(Short problem):
Are you able to retype all the records below exactly?

···

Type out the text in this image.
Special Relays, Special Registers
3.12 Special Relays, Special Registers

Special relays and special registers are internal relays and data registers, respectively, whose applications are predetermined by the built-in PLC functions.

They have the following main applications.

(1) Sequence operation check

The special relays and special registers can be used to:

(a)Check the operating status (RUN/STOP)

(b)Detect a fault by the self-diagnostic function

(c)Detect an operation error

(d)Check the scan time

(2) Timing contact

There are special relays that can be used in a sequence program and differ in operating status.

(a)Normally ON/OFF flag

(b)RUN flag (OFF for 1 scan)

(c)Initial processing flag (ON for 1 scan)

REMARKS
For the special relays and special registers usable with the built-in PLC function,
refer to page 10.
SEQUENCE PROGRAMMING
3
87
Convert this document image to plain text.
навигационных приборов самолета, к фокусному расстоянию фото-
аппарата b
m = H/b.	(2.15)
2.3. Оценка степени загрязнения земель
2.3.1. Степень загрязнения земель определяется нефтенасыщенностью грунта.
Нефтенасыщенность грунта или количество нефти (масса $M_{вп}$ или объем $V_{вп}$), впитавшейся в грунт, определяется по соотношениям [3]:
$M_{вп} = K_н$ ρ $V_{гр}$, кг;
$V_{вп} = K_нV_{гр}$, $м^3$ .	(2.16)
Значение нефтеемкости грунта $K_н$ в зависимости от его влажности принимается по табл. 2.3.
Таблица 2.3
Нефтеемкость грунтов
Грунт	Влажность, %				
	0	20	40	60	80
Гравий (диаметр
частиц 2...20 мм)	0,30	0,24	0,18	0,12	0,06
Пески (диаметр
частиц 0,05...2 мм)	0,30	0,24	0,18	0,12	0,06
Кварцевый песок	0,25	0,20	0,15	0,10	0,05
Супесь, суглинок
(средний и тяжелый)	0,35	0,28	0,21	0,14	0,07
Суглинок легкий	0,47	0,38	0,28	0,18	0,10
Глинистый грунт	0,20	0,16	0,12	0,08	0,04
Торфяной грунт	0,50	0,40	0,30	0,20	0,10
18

···

(Response):
Type out the text in this image.
Special Relays, Special Registers
3.12 Special Relays, Special Registers

Special relays and special registers are internal relays and data registers, respectively, whose applications are predetermined by the built-in PLC functions.

They have the following main applications.

(1) Sequence operation check

The special relays and special registers can be used to:

(a)Check the operating status (RUN/STOP)

(b)Detect a fault by the self-diagnostic function

(c)Detect an operation error

(d)Check the scan time

(2) Timing contact

There are special relays that can be used in a sequence program and differ in operating status.

(a)Normally ON/OFF flag

(b)RUN flag (OFF for 1 scan)

(c)Initial processing flag (ON for 1 scan)

REMARKS
For the special relays and special registers usable with the built-in PLC function,
refer to page 10.
SEQUENCE PROGRAMMING
3
87
Convert this document image to plain text.
навигационных приборов самолета, к фокусному расстоянию фото-
аппарата b
m = H/b.	(2.15)
2.3. Оценка степени загрязнения земель
2.3.1. Степень загрязнения земель определяется нефтенасыщенностью грунта.
Нефтенасыщенность грунта или количество нефти (масса $M_{вп}$ или объем $V_{вп}$), впитавшейся в грунт, определяется по соотношениям [3]:
$M_{вп} = K_н$ ρ $V_{гр}$, кг;
$V_{вп} = K_нV_{гр}$, $м^3$ .	(2.16)
Значение нефтеемкости грунта $K_н$ в зависимости от его влажности принимается по табл. 2.3.
Таблица 2.3
Нефтеемкость грунтов
Грунт	Влажность, %				
	0	20	40	60	80
Гравий (диаметр
частиц 2...20 мм)	0,30	0,24	0,18	0,12	0,06
Пески (диаметр
частиц 0,05...2 мм)	0,30	0,24	0,18	0,12	0,06
Кварцевый песок	0,25	0,20	0,15	0,10	0,05
Супесь, суглинок
(средний и тяжелый)	0,35	0,28	0,21	0,14	0,07
Суглинок легкий	0,47	0,38	0,28	0,18	0,10
Глинистый грунт	0,20	0,16	0,12	0,08	0,04
Торфяной грунт	0,50	0,40	0,30	0,20	0,10
18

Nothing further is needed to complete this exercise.